Aim:
Report how many lines hold the string "Save". Give the number and nothing else.

Dataset excerpts:
______________________________

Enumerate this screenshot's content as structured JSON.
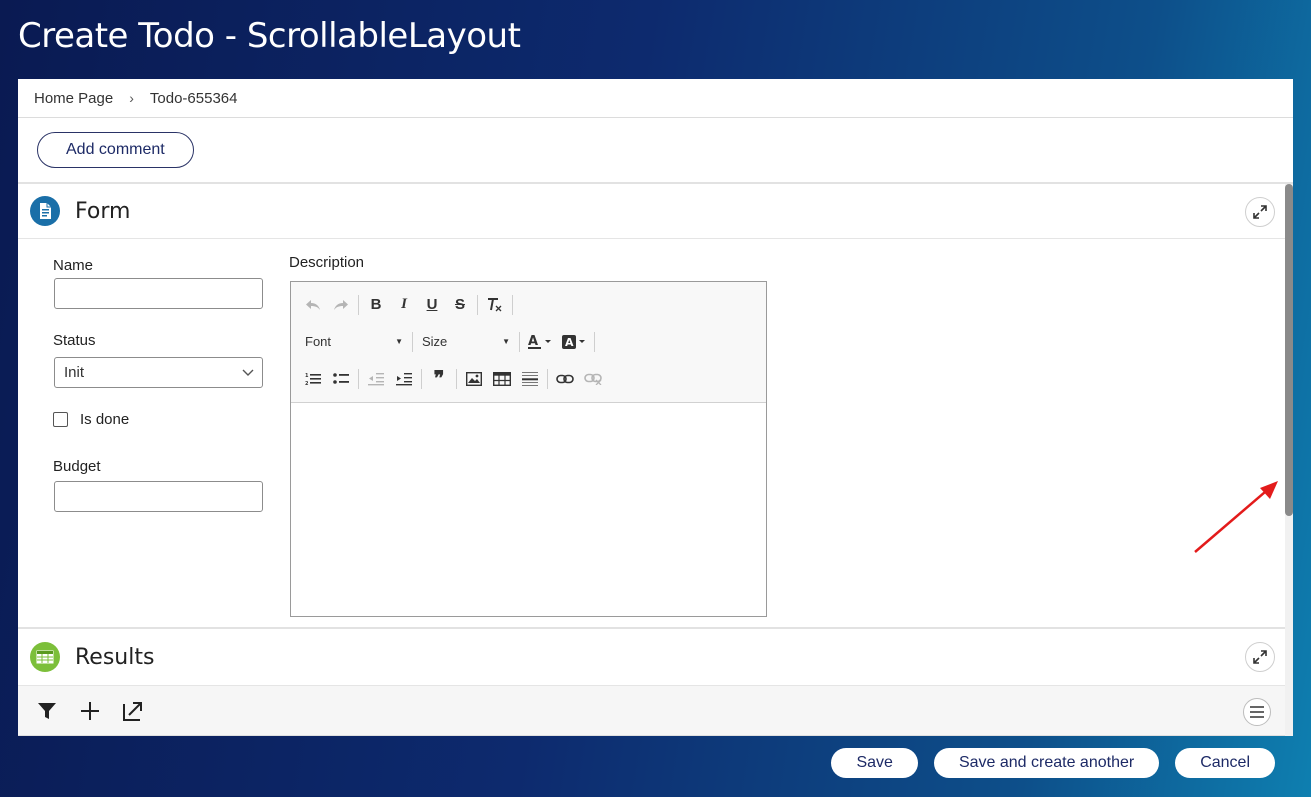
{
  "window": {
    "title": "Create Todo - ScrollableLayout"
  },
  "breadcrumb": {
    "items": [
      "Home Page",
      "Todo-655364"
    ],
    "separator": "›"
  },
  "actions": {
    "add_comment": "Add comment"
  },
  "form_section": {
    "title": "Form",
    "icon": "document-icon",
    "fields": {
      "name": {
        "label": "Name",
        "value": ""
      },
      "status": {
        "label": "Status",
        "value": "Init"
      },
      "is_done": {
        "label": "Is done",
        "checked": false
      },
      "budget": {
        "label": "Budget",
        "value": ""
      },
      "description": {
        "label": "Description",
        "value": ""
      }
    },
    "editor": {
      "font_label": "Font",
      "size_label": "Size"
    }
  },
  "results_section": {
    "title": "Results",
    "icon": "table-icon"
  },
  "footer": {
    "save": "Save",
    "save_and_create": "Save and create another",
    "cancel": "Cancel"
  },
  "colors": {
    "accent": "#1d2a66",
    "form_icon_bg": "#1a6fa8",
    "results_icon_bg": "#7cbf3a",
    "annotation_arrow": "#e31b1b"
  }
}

______________________________

Answer to this exercise:
2